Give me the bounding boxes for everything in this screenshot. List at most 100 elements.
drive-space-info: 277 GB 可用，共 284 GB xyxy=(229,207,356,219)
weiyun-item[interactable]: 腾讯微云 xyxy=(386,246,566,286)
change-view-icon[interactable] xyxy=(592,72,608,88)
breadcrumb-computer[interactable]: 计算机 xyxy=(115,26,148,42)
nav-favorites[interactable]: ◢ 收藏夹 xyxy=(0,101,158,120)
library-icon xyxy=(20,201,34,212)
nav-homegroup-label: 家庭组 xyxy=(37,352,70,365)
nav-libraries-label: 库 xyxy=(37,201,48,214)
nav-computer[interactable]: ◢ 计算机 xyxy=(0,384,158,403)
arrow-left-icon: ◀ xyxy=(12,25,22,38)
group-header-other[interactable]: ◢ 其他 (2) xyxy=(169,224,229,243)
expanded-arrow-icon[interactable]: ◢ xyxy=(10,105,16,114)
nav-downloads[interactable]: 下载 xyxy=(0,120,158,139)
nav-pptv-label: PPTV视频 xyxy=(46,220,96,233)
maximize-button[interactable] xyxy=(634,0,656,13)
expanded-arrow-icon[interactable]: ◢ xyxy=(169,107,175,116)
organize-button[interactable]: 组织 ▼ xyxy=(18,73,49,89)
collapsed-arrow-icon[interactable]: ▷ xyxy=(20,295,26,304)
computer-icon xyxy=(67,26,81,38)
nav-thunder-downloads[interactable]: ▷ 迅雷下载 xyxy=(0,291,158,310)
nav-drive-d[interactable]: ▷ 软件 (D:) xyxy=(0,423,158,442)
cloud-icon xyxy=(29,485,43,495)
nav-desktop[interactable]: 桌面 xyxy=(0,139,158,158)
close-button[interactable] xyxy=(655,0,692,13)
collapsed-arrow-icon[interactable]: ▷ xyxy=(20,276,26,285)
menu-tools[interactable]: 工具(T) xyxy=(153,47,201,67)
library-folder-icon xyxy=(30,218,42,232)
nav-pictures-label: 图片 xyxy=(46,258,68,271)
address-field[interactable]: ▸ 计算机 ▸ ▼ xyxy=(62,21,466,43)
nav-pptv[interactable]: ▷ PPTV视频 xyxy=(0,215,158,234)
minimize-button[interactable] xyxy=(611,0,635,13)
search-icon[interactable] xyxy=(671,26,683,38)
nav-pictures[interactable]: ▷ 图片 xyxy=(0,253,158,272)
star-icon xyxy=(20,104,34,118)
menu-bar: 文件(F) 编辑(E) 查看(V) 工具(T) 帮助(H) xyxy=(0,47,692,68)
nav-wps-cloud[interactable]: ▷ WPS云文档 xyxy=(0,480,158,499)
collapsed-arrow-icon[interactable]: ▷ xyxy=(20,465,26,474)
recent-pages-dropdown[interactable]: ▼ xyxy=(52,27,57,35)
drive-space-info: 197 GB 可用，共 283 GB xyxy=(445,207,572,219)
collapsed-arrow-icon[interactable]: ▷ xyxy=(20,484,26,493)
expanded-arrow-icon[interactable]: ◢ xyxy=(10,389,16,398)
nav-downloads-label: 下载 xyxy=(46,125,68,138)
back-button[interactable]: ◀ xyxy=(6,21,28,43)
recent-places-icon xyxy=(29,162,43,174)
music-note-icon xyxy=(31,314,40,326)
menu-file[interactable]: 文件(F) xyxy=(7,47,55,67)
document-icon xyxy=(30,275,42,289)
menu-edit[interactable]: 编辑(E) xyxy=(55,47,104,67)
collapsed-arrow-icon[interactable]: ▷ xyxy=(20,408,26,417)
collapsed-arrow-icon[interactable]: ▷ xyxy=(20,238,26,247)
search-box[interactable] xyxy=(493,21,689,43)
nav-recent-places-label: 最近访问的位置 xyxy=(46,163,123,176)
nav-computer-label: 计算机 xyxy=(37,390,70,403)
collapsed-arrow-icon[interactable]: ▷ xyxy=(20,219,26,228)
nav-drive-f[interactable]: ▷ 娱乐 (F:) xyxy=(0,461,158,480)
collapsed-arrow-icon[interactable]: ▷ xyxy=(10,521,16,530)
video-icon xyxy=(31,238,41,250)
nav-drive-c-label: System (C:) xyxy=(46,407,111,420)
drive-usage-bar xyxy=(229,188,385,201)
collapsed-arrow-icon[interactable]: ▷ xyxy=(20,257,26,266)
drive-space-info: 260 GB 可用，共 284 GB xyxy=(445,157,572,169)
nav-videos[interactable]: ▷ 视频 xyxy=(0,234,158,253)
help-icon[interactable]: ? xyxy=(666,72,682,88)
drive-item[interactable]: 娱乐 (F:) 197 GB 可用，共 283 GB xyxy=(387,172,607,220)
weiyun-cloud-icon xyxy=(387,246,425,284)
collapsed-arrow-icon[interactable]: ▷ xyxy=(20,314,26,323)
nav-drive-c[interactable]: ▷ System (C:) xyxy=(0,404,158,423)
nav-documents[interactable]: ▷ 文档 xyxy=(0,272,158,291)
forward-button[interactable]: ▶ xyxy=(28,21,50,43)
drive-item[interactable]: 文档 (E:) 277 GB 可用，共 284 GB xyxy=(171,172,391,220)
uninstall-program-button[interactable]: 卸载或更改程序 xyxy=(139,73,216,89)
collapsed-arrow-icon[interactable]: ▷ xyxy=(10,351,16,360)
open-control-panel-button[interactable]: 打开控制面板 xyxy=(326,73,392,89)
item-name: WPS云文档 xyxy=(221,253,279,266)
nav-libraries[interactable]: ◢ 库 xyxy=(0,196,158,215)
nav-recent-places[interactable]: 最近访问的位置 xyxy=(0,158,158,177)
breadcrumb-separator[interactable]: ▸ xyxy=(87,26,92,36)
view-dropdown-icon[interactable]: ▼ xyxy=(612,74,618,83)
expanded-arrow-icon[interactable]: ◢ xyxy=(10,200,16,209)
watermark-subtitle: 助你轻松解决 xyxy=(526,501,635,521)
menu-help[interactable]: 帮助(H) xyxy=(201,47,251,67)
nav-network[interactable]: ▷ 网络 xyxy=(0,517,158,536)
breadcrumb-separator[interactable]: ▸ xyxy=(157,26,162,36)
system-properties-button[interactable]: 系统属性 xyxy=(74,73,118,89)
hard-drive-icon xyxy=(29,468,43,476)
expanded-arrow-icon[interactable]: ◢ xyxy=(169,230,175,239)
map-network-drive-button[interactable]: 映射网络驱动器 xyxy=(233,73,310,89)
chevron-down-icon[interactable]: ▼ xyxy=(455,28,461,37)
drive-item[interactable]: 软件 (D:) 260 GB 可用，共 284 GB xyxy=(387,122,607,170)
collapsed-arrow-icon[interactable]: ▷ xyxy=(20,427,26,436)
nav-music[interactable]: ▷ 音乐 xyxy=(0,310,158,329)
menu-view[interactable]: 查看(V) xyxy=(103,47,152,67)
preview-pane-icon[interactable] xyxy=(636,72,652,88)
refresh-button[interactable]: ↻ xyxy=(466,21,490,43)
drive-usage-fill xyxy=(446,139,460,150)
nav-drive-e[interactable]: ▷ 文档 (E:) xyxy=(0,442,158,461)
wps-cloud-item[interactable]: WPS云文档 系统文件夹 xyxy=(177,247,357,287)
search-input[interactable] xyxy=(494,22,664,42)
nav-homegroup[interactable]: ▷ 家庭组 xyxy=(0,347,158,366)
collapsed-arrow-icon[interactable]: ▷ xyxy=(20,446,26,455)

= = = = = = =

** DESCRIPTION OF THE TASK **
In the entries from the start through the line containing "breadcrumb-computer[interactable]: 计算机 xyxy=(115,26,148,42)", swap "drive-space-info" for "disk-space-info" and leave everything else unchanged.

** RESULT OF THIS EXERCISE **
Give me the bounding boxes for everything in this screenshot. List at most 100 elements.
disk-space-info: 277 GB 可用，共 284 GB xyxy=(229,207,356,219)
weiyun-item[interactable]: 腾讯微云 xyxy=(386,246,566,286)
change-view-icon[interactable] xyxy=(592,72,608,88)
breadcrumb-computer[interactable]: 计算机 xyxy=(115,26,148,42)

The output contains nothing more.